(Goal of the exercise) Repeat the material exactly, every line of it.

(Records)

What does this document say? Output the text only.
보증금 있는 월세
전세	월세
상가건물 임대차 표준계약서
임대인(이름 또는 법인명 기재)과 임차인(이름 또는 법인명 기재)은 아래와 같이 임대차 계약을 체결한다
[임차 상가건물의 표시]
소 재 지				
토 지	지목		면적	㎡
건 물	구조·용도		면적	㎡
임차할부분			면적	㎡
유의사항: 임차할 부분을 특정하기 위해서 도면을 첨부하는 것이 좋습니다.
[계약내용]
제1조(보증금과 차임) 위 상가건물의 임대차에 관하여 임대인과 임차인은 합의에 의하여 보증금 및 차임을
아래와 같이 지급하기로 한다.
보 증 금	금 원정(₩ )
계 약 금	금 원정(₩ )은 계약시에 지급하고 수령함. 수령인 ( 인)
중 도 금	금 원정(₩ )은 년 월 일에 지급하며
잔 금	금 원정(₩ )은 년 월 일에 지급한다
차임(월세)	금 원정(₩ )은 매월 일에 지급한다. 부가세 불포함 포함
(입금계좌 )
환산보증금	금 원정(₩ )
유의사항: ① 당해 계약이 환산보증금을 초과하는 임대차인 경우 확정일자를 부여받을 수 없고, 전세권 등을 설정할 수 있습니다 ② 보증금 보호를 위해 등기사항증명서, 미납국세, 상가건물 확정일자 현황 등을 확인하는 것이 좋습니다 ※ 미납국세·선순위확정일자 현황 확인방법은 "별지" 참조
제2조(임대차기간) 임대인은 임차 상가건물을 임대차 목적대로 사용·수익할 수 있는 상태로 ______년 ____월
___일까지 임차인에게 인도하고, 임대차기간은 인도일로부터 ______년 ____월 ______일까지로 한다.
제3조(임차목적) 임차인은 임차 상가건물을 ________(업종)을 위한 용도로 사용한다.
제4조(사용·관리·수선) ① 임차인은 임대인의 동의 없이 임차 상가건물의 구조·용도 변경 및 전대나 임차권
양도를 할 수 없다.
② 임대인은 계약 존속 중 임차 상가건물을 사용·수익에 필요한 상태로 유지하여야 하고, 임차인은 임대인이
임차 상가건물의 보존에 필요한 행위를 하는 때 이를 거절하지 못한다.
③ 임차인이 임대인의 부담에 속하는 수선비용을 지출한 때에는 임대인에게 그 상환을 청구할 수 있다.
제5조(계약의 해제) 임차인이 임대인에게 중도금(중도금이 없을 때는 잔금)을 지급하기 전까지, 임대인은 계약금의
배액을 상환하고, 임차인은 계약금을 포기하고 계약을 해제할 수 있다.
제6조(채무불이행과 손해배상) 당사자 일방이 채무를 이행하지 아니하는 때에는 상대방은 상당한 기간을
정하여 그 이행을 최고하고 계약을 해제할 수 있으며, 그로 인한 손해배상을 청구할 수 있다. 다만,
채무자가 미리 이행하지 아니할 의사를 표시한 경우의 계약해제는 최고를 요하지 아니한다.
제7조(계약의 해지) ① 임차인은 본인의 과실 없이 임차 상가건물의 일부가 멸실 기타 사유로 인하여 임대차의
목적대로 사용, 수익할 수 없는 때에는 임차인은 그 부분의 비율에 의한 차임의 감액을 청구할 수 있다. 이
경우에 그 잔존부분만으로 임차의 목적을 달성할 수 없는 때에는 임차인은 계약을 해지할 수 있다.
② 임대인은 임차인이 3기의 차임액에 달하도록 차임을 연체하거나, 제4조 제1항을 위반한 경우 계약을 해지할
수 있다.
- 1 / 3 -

(Answer)
What does this document say? Output the text only.
보증금 있는 월세
전세	월세
상가건물 임대차 표준계약서
임대인(이름 또는 법인명 기재)과 임차인(이름 또는 법인명 기재)은 아래와 같이 임대차 계약을 체결한다
[임차 상가건물의 표시]
소 재 지				
토 지	지목		면적	㎡
건 물	구조·용도		면적	㎡
임차할부분			면적	㎡
유의사항: 임차할 부분을 특정하기 위해서 도면을 첨부하는 것이 좋습니다.
[계약내용]
제1조(보증금과 차임) 위 상가건물의 임대차에 관하여 임대인과 임차인은 합의에 의하여 보증금 및 차임을
아래와 같이 지급하기로 한다.
보 증 금	금 원정(₩ )
계 약 금	금 원정(₩ )은 계약시에 지급하고 수령함. 수령인 ( 인)
중 도 금	금 원정(₩ )은 년 월 일에 지급하며
잔 금	금 원정(₩ )은 년 월 일에 지급한다
차임(월세)	금 원정(₩ )은 매월 일에 지급한다. 부가세 불포함 포함
(입금계좌 )
환산보증금	금 원정(₩ )
유의사항: ① 당해 계약이 환산보증금을 초과하는 임대차인 경우 확정일자를 부여받을 수 없고, 전세권 등을 설정할 수 있습니다 ② 보증금 보호를 위해 등기사항증명서, 미납국세, 상가건물 확정일자 현황 등을 확인하는 것이 좋습니다 ※ 미납국세·선순위확정일자 현황 확인방법은 "별지" 참조
제2조(임대차기간) 임대인은 임차 상가건물을 임대차 목적대로 사용·수익할 수 있는 상태로 ______년 ____월
___일까지 임차인에게 인도하고, 임대차기간은 인도일로부터 ______년 ____월 ______일까지로 한다.
제3조(임차목적) 임차인은 임차 상가건물을 ________(업종)을 위한 용도로 사용한다.
제4조(사용·관리·수선) ① 임차인은 임대인의 동의 없이 임차 상가건물의 구조·용도 변경 및 전대나 임차권
양도를 할 수 없다.
② 임대인은 계약 존속 중 임차 상가건물을 사용·수익에 필요한 상태로 유지하여야 하고, 임차인은 임대인이
임차 상가건물의 보존에 필요한 행위를 하는 때 이를 거절하지 못한다.
③ 임차인이 임대인의 부담에 속하는 수선비용을 지출한 때에는 임대인에게 그 상환을 청구할 수 있다.
제5조(계약의 해제) 임차인이 임대인에게 중도금(중도금이 없을 때는 잔금)을 지급하기 전까지, 임대인은 계약금의
배액을 상환하고, 임차인은 계약금을 포기하고 계약을 해제할 수 있다.
제6조(채무불이행과 손해배상) 당사자 일방이 채무를 이행하지 아니하는 때에는 상대방은 상당한 기간을
정하여 그 이행을 최고하고 계약을 해제할 수 있으며, 그로 인한 손해배상을 청구할 수 있다. 다만,
채무자가 미리 이행하지 아니할 의사를 표시한 경우의 계약해제는 최고를 요하지 아니한다.
제7조(계약의 해지) ① 임차인은 본인의 과실 없이 임차 상가건물의 일부가 멸실 기타 사유로 인하여 임대차의
목적대로 사용, 수익할 수 없는 때에는 임차인은 그 부분의 비율에 의한 차임의 감액을 청구할 수 있다. 이
경우에 그 잔존부분만으로 임차의 목적을 달성할 수 없는 때에는 임차인은 계약을 해지할 수 있다.
② 임대인은 임차인이 3기의 차임액에 달하도록 차임을 연체하거나, 제4조 제1항을 위반한 경우 계약을 해지할
수 있다.
- 1 / 3 -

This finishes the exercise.